**The task:**
Below are entries to examine: work out how many lines contain the word "Martin", and give only that number.

======== Material provided

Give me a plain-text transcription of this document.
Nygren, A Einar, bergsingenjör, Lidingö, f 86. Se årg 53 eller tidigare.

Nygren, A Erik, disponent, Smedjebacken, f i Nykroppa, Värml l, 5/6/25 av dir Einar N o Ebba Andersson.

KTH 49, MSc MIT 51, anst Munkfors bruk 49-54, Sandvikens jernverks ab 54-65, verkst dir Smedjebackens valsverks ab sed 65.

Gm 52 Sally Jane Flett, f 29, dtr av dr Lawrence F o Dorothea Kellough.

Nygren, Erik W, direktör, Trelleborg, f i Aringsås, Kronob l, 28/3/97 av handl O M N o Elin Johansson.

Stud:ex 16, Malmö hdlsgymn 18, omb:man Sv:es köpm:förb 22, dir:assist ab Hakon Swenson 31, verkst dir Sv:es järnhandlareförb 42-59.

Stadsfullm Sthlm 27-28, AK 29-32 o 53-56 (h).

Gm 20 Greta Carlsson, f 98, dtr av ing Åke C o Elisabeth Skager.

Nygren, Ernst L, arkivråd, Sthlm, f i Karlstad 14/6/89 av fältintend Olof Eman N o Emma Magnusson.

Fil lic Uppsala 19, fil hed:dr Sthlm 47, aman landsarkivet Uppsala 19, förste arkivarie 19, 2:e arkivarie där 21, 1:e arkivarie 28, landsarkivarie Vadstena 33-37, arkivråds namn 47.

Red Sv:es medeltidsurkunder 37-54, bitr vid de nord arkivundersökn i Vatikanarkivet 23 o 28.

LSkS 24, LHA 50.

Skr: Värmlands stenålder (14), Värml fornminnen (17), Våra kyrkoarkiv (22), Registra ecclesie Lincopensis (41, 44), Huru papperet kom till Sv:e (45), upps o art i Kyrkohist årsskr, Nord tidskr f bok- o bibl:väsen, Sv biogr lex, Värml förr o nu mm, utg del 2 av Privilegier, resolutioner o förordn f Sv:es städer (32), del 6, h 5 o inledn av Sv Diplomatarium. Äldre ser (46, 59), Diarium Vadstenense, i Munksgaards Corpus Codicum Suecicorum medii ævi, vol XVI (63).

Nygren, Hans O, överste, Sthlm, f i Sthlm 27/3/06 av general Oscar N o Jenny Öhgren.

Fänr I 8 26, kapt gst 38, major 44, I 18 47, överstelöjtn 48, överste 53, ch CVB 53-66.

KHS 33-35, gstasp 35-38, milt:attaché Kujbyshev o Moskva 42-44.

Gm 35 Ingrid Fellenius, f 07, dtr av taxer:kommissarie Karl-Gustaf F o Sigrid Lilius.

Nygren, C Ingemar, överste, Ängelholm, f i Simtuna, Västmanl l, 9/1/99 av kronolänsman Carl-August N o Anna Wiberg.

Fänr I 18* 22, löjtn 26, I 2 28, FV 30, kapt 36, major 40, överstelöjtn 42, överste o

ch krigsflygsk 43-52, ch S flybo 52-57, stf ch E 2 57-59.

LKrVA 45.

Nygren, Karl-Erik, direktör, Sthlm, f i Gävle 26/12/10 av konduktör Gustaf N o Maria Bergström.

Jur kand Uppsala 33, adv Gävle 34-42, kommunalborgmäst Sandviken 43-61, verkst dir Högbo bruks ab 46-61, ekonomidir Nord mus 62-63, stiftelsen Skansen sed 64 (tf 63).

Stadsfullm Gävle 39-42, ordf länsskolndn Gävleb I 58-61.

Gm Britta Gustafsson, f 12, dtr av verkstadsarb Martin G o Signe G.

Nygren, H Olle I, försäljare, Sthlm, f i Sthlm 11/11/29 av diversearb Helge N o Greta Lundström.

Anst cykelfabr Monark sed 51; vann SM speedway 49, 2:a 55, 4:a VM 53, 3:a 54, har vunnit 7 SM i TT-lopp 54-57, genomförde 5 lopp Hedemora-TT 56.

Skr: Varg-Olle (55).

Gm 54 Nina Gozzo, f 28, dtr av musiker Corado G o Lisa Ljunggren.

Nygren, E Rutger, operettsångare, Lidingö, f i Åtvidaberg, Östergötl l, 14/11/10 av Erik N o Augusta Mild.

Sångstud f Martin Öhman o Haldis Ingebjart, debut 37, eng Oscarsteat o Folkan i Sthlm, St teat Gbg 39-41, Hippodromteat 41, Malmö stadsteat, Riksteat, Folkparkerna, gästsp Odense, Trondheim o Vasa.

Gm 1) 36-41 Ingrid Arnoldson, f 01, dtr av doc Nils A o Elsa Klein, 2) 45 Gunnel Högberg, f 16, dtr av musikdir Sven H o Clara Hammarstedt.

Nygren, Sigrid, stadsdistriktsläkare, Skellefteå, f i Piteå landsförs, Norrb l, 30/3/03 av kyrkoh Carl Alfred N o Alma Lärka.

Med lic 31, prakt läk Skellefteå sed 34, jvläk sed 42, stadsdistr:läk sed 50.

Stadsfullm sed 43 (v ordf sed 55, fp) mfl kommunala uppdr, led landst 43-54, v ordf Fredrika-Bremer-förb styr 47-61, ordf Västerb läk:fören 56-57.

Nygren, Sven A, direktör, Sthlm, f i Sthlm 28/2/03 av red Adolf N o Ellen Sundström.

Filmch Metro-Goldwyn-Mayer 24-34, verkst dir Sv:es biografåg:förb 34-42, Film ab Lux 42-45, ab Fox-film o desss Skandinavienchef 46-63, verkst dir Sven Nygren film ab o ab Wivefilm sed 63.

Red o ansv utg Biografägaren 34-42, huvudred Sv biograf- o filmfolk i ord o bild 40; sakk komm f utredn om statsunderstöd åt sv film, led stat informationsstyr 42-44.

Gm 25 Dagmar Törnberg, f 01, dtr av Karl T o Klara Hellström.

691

================

**Finished task:**
2